**RECORDED INFORMATION**
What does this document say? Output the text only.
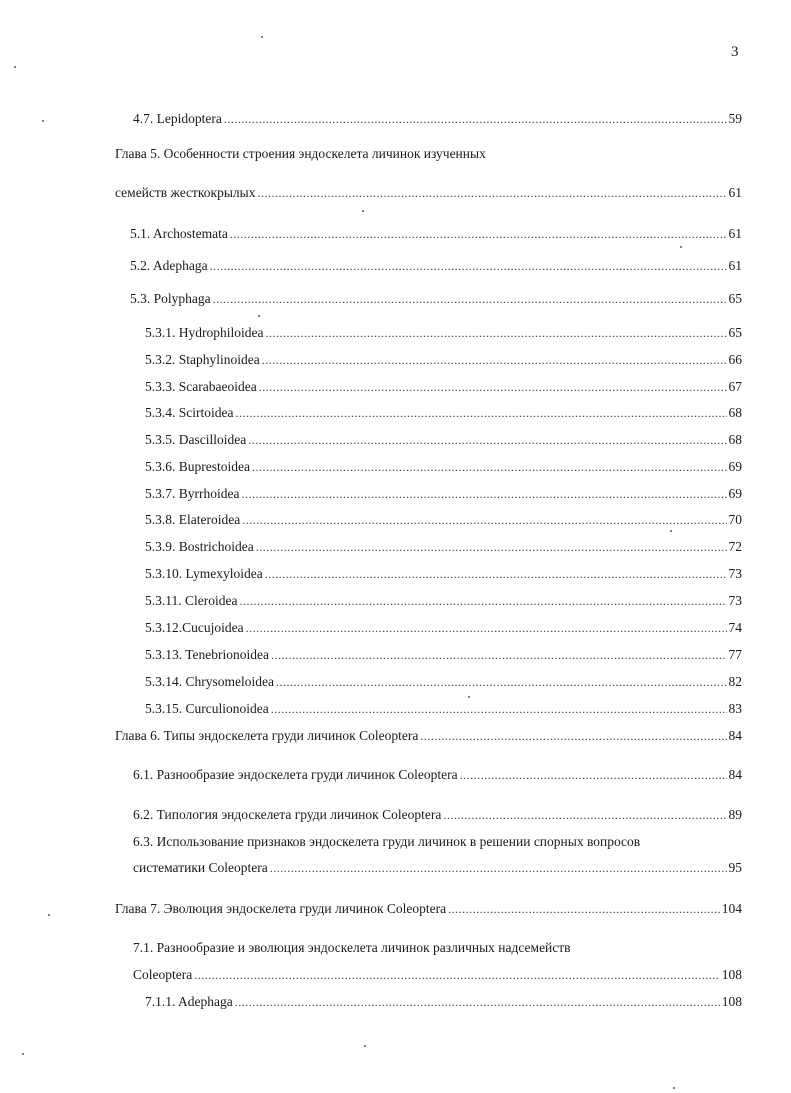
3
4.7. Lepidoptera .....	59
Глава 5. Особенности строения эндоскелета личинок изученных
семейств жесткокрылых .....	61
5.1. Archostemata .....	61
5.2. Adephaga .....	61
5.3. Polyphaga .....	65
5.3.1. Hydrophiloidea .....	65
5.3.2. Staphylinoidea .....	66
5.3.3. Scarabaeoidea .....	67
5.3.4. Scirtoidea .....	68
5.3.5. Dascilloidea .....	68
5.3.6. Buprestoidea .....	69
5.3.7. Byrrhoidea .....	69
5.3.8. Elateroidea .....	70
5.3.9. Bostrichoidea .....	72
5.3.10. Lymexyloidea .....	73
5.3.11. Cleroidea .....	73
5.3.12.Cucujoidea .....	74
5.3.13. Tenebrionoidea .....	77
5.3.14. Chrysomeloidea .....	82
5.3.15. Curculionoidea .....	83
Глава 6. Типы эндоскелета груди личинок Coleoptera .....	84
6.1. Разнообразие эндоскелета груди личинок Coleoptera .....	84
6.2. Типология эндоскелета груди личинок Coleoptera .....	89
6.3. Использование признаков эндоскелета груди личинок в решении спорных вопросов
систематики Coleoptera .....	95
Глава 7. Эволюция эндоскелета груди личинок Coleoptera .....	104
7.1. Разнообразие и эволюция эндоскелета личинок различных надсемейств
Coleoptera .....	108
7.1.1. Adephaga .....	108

**THE REQUEST**
The pictures in the entries should be left out; output everything else exactly.

**FINAL RESULT**
What does this document say? Output the text only.
3
4.7. Lepidoptera .....	59
Глава 5. Особенности строения эндоскелета личинок изученных
семейств жесткокрылых .....	61
5.1. Archostemata .....	61
5.2. Adephaga .....	61
5.3. Polyphaga .....	65
5.3.1. Hydrophiloidea .....	65
5.3.2. Staphylinoidea .....	66
5.3.3. Scarabaeoidea .....	67
5.3.4. Scirtoidea .....	68
5.3.5. Dascilloidea .....	68
5.3.6. Buprestoidea .....	69
5.3.7. Byrrhoidea .....	69
5.3.8. Elateroidea .....	70
5.3.9. Bostrichoidea .....	72
5.3.10. Lymexyloidea .....	73
5.3.11. Cleroidea .....	73
5.3.12.Cucujoidea .....	74
5.3.13. Tenebrionoidea .....	77
5.3.14. Chrysomeloidea .....	82
5.3.15. Curculionoidea .....	83
Глава 6. Типы эндоскелета груди личинок Coleoptera .....	84
6.1. Разнообразие эндоскелета груди личинок Coleoptera .....	84
6.2. Типология эндоскелета груди личинок Coleoptera .....	89
6.3. Использование признаков эндоскелета груди личинок в решении спорных вопросов
систематики Coleoptera .....	95
Глава 7. Эволюция эндоскелета груди личинок Coleoptera .....	104
7.1. Разнообразие и эволюция эндоскелета личинок различных надсемейств
Coleoptera .....	108
7.1.1. Adephaga .....	108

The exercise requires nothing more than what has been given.